Return, exactly, the line that contains "Extract all readable text from this page." together with all lines after it to the end of the entries, and no further lines.

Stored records
========

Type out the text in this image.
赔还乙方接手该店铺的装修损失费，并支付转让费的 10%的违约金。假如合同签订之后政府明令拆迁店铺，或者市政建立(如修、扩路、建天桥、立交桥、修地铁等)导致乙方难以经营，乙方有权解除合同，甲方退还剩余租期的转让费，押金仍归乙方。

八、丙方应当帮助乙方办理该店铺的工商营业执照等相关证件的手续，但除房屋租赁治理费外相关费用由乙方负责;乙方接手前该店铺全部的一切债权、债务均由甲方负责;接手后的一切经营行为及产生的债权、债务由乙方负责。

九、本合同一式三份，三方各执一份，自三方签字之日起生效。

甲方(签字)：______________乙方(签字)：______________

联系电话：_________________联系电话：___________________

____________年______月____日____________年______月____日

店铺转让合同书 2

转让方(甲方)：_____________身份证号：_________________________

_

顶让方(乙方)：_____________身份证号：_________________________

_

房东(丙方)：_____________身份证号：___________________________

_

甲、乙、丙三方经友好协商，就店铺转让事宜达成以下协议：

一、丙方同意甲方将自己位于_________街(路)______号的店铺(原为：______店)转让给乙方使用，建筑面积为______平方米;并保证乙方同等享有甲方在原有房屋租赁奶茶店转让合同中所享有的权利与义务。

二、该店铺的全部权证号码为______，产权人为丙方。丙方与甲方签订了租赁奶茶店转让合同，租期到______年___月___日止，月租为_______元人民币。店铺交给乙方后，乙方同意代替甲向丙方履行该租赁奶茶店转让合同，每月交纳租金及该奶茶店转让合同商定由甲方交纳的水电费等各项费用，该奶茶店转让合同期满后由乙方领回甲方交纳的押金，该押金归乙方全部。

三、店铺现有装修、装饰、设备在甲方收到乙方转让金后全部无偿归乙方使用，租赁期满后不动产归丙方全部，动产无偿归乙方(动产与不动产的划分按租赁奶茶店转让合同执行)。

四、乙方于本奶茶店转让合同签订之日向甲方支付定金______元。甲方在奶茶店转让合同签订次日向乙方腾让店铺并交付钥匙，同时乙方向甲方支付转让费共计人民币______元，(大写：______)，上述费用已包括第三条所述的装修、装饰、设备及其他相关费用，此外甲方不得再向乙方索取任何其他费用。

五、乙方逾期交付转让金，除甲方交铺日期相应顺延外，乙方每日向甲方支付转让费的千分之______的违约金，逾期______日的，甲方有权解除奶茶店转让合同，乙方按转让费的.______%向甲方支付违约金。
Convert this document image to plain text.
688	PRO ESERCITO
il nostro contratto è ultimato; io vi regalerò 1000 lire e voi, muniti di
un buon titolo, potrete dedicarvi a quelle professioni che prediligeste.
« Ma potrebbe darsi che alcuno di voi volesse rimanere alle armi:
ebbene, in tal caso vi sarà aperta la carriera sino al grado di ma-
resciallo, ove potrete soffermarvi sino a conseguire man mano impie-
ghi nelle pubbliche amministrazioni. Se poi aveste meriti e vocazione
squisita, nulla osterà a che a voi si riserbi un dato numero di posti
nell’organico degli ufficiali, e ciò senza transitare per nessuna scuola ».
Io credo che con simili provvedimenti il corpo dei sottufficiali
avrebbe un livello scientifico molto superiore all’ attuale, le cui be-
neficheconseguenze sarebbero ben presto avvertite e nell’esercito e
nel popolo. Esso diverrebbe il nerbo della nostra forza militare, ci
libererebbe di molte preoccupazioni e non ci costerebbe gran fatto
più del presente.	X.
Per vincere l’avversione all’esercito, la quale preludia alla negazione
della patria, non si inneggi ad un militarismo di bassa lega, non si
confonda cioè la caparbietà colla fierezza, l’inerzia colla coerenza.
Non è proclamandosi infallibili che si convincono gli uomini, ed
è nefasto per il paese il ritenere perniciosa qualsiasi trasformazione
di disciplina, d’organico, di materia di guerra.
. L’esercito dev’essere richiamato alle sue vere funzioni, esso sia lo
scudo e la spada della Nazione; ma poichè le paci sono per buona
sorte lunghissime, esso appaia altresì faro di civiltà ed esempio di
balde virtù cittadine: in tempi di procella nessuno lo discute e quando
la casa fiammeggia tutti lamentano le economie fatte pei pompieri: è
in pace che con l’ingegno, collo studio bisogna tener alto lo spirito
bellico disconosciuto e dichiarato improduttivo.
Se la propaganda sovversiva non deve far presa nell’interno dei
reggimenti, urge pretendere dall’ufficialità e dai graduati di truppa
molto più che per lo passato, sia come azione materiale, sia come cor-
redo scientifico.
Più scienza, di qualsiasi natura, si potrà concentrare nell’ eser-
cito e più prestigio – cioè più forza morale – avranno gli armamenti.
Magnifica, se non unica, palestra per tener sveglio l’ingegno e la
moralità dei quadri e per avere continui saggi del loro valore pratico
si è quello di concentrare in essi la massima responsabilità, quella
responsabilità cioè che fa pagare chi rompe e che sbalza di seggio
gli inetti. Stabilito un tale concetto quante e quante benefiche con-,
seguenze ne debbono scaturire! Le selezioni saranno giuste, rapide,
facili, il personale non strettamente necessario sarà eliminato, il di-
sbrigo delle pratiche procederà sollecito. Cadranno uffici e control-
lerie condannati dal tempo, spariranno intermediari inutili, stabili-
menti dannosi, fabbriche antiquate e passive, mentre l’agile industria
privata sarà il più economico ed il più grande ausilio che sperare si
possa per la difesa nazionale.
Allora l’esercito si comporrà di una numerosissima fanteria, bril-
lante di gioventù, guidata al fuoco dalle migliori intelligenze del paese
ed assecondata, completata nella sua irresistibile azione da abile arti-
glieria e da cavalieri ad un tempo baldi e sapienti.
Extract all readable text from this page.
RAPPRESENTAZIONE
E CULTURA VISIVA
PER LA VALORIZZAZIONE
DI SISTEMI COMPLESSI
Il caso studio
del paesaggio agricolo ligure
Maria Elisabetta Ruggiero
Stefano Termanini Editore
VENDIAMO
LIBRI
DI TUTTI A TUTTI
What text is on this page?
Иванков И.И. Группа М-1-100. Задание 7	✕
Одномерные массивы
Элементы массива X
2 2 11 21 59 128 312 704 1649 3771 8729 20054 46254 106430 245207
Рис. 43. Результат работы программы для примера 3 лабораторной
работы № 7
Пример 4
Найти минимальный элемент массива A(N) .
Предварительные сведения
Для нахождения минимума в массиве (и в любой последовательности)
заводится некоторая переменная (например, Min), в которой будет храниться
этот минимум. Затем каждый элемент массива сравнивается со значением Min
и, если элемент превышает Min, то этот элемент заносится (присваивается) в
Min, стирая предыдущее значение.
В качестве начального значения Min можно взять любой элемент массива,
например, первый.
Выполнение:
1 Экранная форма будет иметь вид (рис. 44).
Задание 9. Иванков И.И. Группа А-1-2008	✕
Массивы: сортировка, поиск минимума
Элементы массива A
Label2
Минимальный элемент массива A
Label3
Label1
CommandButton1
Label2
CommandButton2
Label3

========

Answer –
Extract all readable text from this page.
RAPPRESENTAZIONE
E CULTURA VISIVA
PER LA VALORIZZAZIONE
DI SISTEMI COMPLESSI
Il caso studio
del paesaggio agricolo ligure
Maria Elisabetta Ruggiero
Stefano Termanini Editore
VENDIAMO
LIBRI
DI TUTTI A TUTTI
What text is on this page?
Иванков И.И. Группа М-1-100. Задание 7	✕
Одномерные массивы
Элементы массива X
2 2 11 21 59 128 312 704 1649 3771 8729 20054 46254 106430 245207
Рис. 43. Результат работы программы для примера 3 лабораторной
работы № 7
Пример 4
Найти минимальный элемент массива A(N) .
Предварительные сведения
Для нахождения минимума в массиве (и в любой последовательности)
заводится некоторая переменная (например, Min), в которой будет храниться
этот минимум. Затем каждый элемент массива сравнивается со значением Min
и, если элемент превышает Min, то этот элемент заносится (присваивается) в
Min, стирая предыдущее значение.
В качестве начального значения Min можно взять любой элемент массива,
например, первый.
Выполнение:
1 Экранная форма будет иметь вид (рис. 44).
Задание 9. Иванков И.И. Группа А-1-2008	✕
Массивы: сортировка, поиск минимума
Элементы массива A
Label2
Минимальный элемент массива A
Label3
Label1
CommandButton1
Label2
CommandButton2
Label3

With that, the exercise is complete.